* _What you are asked to do_
Look at the entries below and reproduce them exactly.

================

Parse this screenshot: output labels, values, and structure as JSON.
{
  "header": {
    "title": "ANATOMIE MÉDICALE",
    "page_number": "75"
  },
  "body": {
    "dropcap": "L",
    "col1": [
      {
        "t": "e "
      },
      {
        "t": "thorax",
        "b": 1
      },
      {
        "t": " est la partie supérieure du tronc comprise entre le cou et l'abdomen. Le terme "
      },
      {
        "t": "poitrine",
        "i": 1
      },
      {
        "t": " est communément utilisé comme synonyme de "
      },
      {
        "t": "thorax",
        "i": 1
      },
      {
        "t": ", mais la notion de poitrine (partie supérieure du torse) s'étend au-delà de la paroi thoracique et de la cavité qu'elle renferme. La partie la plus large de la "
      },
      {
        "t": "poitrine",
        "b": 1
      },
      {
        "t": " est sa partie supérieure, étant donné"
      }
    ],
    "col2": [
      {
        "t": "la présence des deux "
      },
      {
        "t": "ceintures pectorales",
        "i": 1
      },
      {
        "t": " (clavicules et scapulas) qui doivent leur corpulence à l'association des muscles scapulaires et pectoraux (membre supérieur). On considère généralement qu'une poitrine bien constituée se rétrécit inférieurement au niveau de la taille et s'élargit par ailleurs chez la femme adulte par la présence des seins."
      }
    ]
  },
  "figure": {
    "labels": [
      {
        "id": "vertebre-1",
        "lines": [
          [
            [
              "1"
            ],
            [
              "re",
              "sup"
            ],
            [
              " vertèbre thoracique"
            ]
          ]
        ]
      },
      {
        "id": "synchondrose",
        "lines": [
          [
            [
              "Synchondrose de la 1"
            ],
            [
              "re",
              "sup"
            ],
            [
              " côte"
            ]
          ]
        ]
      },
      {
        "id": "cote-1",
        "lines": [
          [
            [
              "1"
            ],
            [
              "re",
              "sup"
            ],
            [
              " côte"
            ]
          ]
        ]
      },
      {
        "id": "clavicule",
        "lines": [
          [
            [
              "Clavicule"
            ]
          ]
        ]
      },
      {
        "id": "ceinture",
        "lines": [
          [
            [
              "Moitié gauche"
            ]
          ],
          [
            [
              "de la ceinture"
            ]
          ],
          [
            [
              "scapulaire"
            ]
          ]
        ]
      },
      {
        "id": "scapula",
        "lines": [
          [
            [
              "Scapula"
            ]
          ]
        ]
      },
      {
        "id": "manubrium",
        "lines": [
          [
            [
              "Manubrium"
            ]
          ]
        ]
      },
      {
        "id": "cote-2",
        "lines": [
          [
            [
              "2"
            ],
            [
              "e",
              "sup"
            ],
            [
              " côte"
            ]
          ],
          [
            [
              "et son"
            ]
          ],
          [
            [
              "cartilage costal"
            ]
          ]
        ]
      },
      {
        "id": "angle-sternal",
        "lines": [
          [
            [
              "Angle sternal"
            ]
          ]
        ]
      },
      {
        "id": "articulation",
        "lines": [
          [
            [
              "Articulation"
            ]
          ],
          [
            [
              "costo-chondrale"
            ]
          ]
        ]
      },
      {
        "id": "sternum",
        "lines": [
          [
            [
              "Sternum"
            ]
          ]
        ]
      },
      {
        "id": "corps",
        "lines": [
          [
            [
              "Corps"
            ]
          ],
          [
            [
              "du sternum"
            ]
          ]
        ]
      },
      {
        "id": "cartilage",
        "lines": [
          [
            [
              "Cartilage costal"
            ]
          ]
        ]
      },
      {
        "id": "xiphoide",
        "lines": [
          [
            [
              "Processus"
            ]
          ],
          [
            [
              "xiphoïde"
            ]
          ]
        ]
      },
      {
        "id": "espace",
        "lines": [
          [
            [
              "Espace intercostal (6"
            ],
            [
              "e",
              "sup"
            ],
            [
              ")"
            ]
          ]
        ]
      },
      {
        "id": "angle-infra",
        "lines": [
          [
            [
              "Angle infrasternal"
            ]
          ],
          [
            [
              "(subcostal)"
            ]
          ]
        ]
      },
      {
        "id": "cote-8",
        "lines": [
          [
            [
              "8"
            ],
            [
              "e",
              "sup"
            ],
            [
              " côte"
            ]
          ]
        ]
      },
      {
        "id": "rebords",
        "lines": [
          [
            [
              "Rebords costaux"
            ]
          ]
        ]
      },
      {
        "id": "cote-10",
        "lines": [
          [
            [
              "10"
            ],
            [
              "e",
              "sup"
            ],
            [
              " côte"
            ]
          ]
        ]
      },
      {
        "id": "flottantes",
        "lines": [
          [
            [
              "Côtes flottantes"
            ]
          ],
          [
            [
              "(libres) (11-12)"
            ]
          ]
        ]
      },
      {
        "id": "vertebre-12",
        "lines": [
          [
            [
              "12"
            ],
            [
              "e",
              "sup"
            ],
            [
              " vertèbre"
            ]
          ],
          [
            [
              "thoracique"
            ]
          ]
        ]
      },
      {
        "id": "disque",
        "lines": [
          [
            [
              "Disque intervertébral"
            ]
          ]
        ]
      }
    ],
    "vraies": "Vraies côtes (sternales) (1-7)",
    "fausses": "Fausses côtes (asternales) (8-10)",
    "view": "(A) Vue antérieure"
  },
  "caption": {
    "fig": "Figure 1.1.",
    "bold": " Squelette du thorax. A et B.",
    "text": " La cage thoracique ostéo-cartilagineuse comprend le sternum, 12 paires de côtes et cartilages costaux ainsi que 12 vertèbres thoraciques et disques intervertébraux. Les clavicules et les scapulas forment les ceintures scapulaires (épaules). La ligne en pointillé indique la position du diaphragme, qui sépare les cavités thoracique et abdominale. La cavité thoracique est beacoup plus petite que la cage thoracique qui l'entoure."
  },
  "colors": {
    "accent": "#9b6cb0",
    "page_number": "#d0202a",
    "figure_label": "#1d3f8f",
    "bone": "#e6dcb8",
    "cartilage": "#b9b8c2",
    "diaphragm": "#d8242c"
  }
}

================

* _The output_
Parse this screenshot: output labels, values, and structure as JSON.
{
  "header": {
    "title": "ANATOMIE MÉDICALE",
    "page_number": "75"
  },
  "body": {
    "dropcap": "L",
    "col1": [
      {
        "t": "e "
      },
      {
        "t": "thorax",
        "b": 1
      },
      {
        "t": " est la partie supérieure du tronc comprise entre le cou et l'abdomen. Le terme "
      },
      {
        "t": "poitrine",
        "i": 1
      },
      {
        "t": " est communément utilisé comme synonyme de "
      },
      {
        "t": "thorax",
        "i": 1
      },
      {
        "t": ", mais la notion de poitrine (partie supérieure du torse) s'étend au-delà de la paroi thoracique et de la cavité qu'elle renferme. La partie la plus large de la "
      },
      {
        "t": "poitrine",
        "b": 1
      },
      {
        "t": " est sa partie supérieure, étant donné"
      }
    ],
    "col2": [
      {
        "t": "la présence des deux "
      },
      {
        "t": "ceintures pectorales",
        "i": 1
      },
      {
        "t": " (clavicules et scapulas) qui doivent leur corpulence à l'association des muscles scapulaires et pectoraux (membre supérieur). On considère généralement qu'une poitrine bien constituée se rétrécit inférieurement au niveau de la taille et s'élargit par ailleurs chez la femme adulte par la présence des seins."
      }
    ]
  },
  "figure": {
    "labels": [
      {
        "id": "vertebre-1",
        "lines": [
          [
            [
              "1"
            ],
            [
              "re",
              "sup"
            ],
            [
              " vertèbre thoracique"
            ]
          ]
        ]
      },
      {
        "id": "synchondrose",
        "lines": [
          [
            [
              "Synchondrose de la 1"
            ],
            [
              "re",
              "sup"
            ],
            [
              " côte"
            ]
          ]
        ]
      },
      {
        "id": "cote-1",
        "lines": [
          [
            [
              "1"
            ],
            [
              "re",
              "sup"
            ],
            [
              " côte"
            ]
          ]
        ]
      },
      {
        "id": "clavicule",
        "lines": [
          [
            [
              "Clavicule"
            ]
          ]
        ]
      },
      {
        "id": "ceinture",
        "lines": [
          [
            [
              "Moitié gauche"
            ]
          ],
          [
            [
              "de la ceinture"
            ]
          ],
          [
            [
              "scapulaire"
            ]
          ]
        ]
      },
      {
        "id": "scapula",
        "lines": [
          [
            [
              "Scapula"
            ]
          ]
        ]
      },
      {
        "id": "manubrium",
        "lines": [
          [
            [
              "Manubrium"
            ]
          ]
        ]
      },
      {
        "id": "cote-2",
        "lines": [
          [
            [
              "2"
            ],
            [
              "e",
              "sup"
            ],
            [
              " côte"
            ]
          ],
          [
            [
              "et son"
            ]
          ],
          [
            [
              "cartilage costal"
            ]
          ]
        ]
      },
      {
        "id": "angle-sternal",
        "lines": [
          [
            [
              "Angle sternal"
            ]
          ]
        ]
      },
      {
        "id": "articulation",
        "lines": [
          [
            [
              "Articulation"
            ]
          ],
          [
            [
              "costo-chondrale"
            ]
          ]
        ]
      },
      {
        "id": "sternum",
        "lines": [
          [
            [
              "Sternum"
            ]
          ]
        ]
      },
      {
        "id": "corps",
        "lines": [
          [
            [
              "Corps"
            ]
          ],
          [
            [
              "du sternum"
            ]
          ]
        ]
      },
      {
        "id": "cartilage",
        "lines": [
          [
            [
              "Cartilage costal"
            ]
          ]
        ]
      },
      {
        "id": "xiphoide",
        "lines": [
          [
            [
              "Processus"
            ]
          ],
          [
            [
              "xiphoïde"
            ]
          ]
        ]
      },
      {
        "id": "espace",
        "lines": [
          [
            [
              "Espace intercostal (6"
            ],
            [
              "e",
              "sup"
            ],
            [
              ")"
            ]
          ]
        ]
      },
      {
        "id": "angle-infra",
        "lines": [
          [
            [
              "Angle infrasternal"
            ]
          ],
          [
            [
              "(subcostal)"
            ]
          ]
        ]
      },
      {
        "id": "cote-8",
        "lines": [
          [
            [
              "8"
            ],
            [
              "e",
              "sup"
            ],
            [
              " côte"
            ]
          ]
        ]
      },
      {
        "id": "rebords",
        "lines": [
          [
            [
              "Rebords costaux"
            ]
          ]
        ]
      },
      {
        "id": "cote-10",
        "lines": [
          [
            [
              "10"
            ],
            [
              "e",
              "sup"
            ],
            [
              " côte"
            ]
          ]
        ]
      },
      {
        "id": "flottantes",
        "lines": [
          [
            [
              "Côtes flottantes"
            ]
          ],
          [
            [
              "(libres) (11-12)"
            ]
          ]
        ]
      },
      {
        "id": "vertebre-12",
        "lines": [
          [
            [
              "12"
            ],
            [
              "e",
              "sup"
            ],
            [
              " vertèbre"
            ]
          ],
          [
            [
              "thoracique"
            ]
          ]
        ]
      },
      {
        "id": "disque",
        "lines": [
          [
            [
              "Disque intervertébral"
            ]
          ]
        ]
      }
    ],
    "vraies": "Vraies côtes (sternales) (1-7)",
    "fausses": "Fausses côtes (asternales) (8-10)",
    "view": "(A) Vue antérieure"
  },
  "caption": {
    "fig": "Figure 1.1.",
    "bold": " Squelette du thorax. A et B.",
    "text": " La cage thoracique ostéo-cartilagineuse comprend le sternum, 12 paires de côtes et cartilages costaux ainsi que 12 vertèbres thoraciques et disques intervertébraux. Les clavicules et les scapulas forment les ceintures scapulaires (épaules). La ligne en pointillé indique la position du diaphragme, qui sépare les cavités thoracique et abdominale. La cavité thoracique est beacoup plus petite que la cage thoracique qui l'entoure."
  },
  "colors": {
    "accent": "#9b6cb0",
    "page_number": "#d0202a",
    "figure_label": "#1d3f8f",
    "bone": "#e6dcb8",
    "cartilage": "#b9b8c2",
    "diaphragm": "#d8242c"
  }
}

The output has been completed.